» **Short problem**
Present the following data again exactly as it is shown.

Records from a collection
--- Start ---
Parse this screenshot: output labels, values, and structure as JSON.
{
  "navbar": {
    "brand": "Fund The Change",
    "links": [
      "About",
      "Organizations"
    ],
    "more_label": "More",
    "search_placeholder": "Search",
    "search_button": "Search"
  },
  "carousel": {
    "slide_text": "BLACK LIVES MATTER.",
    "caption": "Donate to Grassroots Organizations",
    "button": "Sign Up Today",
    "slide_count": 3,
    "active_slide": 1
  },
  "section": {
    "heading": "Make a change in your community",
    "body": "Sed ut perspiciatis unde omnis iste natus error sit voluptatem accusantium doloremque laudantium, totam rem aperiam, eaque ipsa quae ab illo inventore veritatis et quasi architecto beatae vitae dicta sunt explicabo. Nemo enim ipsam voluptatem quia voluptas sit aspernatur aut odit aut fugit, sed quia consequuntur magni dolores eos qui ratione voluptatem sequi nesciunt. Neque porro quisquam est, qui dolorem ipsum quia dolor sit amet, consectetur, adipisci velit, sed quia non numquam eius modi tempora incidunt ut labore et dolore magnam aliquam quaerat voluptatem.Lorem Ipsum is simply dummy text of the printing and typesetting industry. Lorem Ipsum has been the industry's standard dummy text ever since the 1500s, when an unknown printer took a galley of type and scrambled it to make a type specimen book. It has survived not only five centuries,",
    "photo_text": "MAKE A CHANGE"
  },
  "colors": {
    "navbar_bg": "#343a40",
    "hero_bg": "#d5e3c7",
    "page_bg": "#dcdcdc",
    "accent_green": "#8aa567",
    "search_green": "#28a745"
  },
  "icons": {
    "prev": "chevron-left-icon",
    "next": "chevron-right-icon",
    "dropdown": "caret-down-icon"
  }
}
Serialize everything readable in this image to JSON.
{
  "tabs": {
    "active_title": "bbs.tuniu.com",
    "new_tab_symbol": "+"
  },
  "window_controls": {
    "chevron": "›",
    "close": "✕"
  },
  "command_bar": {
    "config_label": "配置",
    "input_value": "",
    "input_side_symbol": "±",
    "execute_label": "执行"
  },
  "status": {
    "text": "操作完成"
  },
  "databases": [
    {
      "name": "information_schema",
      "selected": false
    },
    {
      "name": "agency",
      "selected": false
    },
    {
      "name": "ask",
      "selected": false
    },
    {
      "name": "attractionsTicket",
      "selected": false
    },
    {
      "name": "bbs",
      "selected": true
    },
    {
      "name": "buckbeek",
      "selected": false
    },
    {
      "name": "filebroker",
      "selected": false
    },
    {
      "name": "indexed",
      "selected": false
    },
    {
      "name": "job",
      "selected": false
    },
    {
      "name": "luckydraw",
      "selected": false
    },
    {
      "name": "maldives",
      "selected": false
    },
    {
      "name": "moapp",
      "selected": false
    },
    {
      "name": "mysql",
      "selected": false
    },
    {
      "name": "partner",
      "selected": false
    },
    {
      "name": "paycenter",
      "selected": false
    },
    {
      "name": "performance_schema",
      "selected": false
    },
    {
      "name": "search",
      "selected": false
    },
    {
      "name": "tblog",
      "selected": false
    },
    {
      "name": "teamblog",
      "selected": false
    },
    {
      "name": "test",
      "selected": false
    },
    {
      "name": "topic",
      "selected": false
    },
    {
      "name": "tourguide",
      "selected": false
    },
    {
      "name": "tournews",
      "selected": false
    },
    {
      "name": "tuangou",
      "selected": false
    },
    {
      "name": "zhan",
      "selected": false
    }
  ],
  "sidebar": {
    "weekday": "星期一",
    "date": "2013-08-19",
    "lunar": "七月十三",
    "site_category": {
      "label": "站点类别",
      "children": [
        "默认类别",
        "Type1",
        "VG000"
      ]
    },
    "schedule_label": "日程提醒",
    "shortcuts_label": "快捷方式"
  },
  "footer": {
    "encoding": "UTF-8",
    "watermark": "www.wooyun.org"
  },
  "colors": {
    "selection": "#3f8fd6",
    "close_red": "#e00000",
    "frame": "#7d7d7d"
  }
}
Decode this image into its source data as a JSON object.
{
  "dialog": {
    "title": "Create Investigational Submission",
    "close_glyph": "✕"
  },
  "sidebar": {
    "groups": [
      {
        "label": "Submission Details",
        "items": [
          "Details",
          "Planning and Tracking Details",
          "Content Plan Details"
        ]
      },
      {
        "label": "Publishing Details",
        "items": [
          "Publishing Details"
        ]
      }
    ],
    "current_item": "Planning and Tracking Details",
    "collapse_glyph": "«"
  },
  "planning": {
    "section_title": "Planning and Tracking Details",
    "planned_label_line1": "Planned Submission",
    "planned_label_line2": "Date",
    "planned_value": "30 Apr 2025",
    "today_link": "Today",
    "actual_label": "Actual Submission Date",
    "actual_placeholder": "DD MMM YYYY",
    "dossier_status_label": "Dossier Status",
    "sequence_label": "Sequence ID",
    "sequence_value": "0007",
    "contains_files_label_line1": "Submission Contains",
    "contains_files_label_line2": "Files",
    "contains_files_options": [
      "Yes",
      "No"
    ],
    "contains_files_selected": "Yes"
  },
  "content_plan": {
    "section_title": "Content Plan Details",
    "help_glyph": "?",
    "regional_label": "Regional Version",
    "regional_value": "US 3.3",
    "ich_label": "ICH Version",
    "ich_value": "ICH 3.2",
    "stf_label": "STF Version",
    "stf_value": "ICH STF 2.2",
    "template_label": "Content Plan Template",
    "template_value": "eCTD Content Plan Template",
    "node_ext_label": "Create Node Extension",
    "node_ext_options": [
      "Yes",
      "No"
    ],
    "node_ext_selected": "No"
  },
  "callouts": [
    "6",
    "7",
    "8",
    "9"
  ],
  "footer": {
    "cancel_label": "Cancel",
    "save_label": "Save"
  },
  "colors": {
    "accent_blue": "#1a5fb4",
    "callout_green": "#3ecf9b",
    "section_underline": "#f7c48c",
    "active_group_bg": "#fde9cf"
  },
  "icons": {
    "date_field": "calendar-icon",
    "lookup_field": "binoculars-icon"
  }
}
--- End ---
» **Response below**
Parse this screenshot: output labels, values, and structure as JSON.
{
  "navbar": {
    "brand": "Fund The Change",
    "links": [
      "About",
      "Organizations"
    ],
    "more_label": "More",
    "search_placeholder": "Search",
    "search_button": "Search"
  },
  "carousel": {
    "slide_text": "BLACK LIVES MATTER.",
    "caption": "Donate to Grassroots Organizations",
    "button": "Sign Up Today",
    "slide_count": 3,
    "active_slide": 1
  },
  "section": {
    "heading": "Make a change in your community",
    "body": "Sed ut perspiciatis unde omnis iste natus error sit voluptatem accusantium doloremque laudantium, totam rem aperiam, eaque ipsa quae ab illo inventore veritatis et quasi architecto beatae vitae dicta sunt explicabo. Nemo enim ipsam voluptatem quia voluptas sit aspernatur aut odit aut fugit, sed quia consequuntur magni dolores eos qui ratione voluptatem sequi nesciunt. Neque porro quisquam est, qui dolorem ipsum quia dolor sit amet, consectetur, adipisci velit, sed quia non numquam eius modi tempora incidunt ut labore et dolore magnam aliquam quaerat voluptatem.Lorem Ipsum is simply dummy text of the printing and typesetting industry. Lorem Ipsum has been the industry's standard dummy text ever since the 1500s, when an unknown printer took a galley of type and scrambled it to make a type specimen book. It has survived not only five centuries,",
    "photo_text": "MAKE A CHANGE"
  },
  "colors": {
    "navbar_bg": "#343a40",
    "hero_bg": "#d5e3c7",
    "page_bg": "#dcdcdc",
    "accent_green": "#8aa567",
    "search_green": "#28a745"
  },
  "icons": {
    "prev": "chevron-left-icon",
    "next": "chevron-right-icon",
    "dropdown": "caret-down-icon"
  }
}
Serialize everything readable in this image to JSON.
{
  "tabs": {
    "active_title": "bbs.tuniu.com",
    "new_tab_symbol": "+"
  },
  "window_controls": {
    "chevron": "›",
    "close": "✕"
  },
  "command_bar": {
    "config_label": "配置",
    "input_value": "",
    "input_side_symbol": "±",
    "execute_label": "执行"
  },
  "status": {
    "text": "操作完成"
  },
  "databases": [
    {
      "name": "information_schema",
      "selected": false
    },
    {
      "name": "agency",
      "selected": false
    },
    {
      "name": "ask",
      "selected": false
    },
    {
      "name": "attractionsTicket",
      "selected": false
    },
    {
      "name": "bbs",
      "selected": true
    },
    {
      "name": "buckbeek",
      "selected": false
    },
    {
      "name": "filebroker",
      "selected": false
    },
    {
      "name": "indexed",
      "selected": false
    },
    {
      "name": "job",
      "selected": false
    },
    {
      "name": "luckydraw",
      "selected": false
    },
    {
      "name": "maldives",
      "selected": false
    },
    {
      "name": "moapp",
      "selected": false
    },
    {
      "name": "mysql",
      "selected": false
    },
    {
      "name": "partner",
      "selected": false
    },
    {
      "name": "paycenter",
      "selected": false
    },
    {
      "name": "performance_schema",
      "selected": false
    },
    {
      "name": "search",
      "selected": false
    },
    {
      "name": "tblog",
      "selected": false
    },
    {
      "name": "teamblog",
      "selected": false
    },
    {
      "name": "test",
      "selected": false
    },
    {
      "name": "topic",
      "selected": false
    },
    {
      "name": "tourguide",
      "selected": false
    },
    {
      "name": "tournews",
      "selected": false
    },
    {
      "name": "tuangou",
      "selected": false
    },
    {
      "name": "zhan",
      "selected": false
    }
  ],
  "sidebar": {
    "weekday": "星期一",
    "date": "2013-08-19",
    "lunar": "七月十三",
    "site_category": {
      "label": "站点类别",
      "children": [
        "默认类别",
        "Type1",
        "VG000"
      ]
    },
    "schedule_label": "日程提醒",
    "shortcuts_label": "快捷方式"
  },
  "footer": {
    "encoding": "UTF-8",
    "watermark": "www.wooyun.org"
  },
  "colors": {
    "selection": "#3f8fd6",
    "close_red": "#e00000",
    "frame": "#7d7d7d"
  }
}
Decode this image into its source data as a JSON object.
{
  "dialog": {
    "title": "Create Investigational Submission",
    "close_glyph": "✕"
  },
  "sidebar": {
    "groups": [
      {
        "label": "Submission Details",
        "items": [
          "Details",
          "Planning and Tracking Details",
          "Content Plan Details"
        ]
      },
      {
        "label": "Publishing Details",
        "items": [
          "Publishing Details"
        ]
      }
    ],
    "current_item": "Planning and Tracking Details",
    "collapse_glyph": "«"
  },
  "planning": {
    "section_title": "Planning and Tracking Details",
    "planned_label_line1": "Planned Submission",
    "planned_label_line2": "Date",
    "planned_value": "30 Apr 2025",
    "today_link": "Today",
    "actual_label": "Actual Submission Date",
    "actual_placeholder": "DD MMM YYYY",
    "dossier_status_label": "Dossier Status",
    "sequence_label": "Sequence ID",
    "sequence_value": "0007",
    "contains_files_label_line1": "Submission Contains",
    "contains_files_label_line2": "Files",
    "contains_files_options": [
      "Yes",
      "No"
    ],
    "contains_files_selected": "Yes"
  },
  "content_plan": {
    "section_title": "Content Plan Details",
    "help_glyph": "?",
    "regional_label": "Regional Version",
    "regional_value": "US 3.3",
    "ich_label": "ICH Version",
    "ich_value": "ICH 3.2",
    "stf_label": "STF Version",
    "stf_value": "ICH STF 2.2",
    "template_label": "Content Plan Template",
    "template_value": "eCTD Content Plan Template",
    "node_ext_label": "Create Node Extension",
    "node_ext_options": [
      "Yes",
      "No"
    ],
    "node_ext_selected": "No"
  },
  "callouts": [
    "6",
    "7",
    "8",
    "9"
  ],
  "footer": {
    "cancel_label": "Cancel",
    "save_label": "Save"
  },
  "colors": {
    "accent_blue": "#1a5fb4",
    "callout_green": "#3ecf9b",
    "section_underline": "#f7c48c",
    "active_group_bg": "#fde9cf"
  },
  "icons": {
    "date_field": "calendar-icon",
    "lookup_field": "binoculars-icon"
  }
}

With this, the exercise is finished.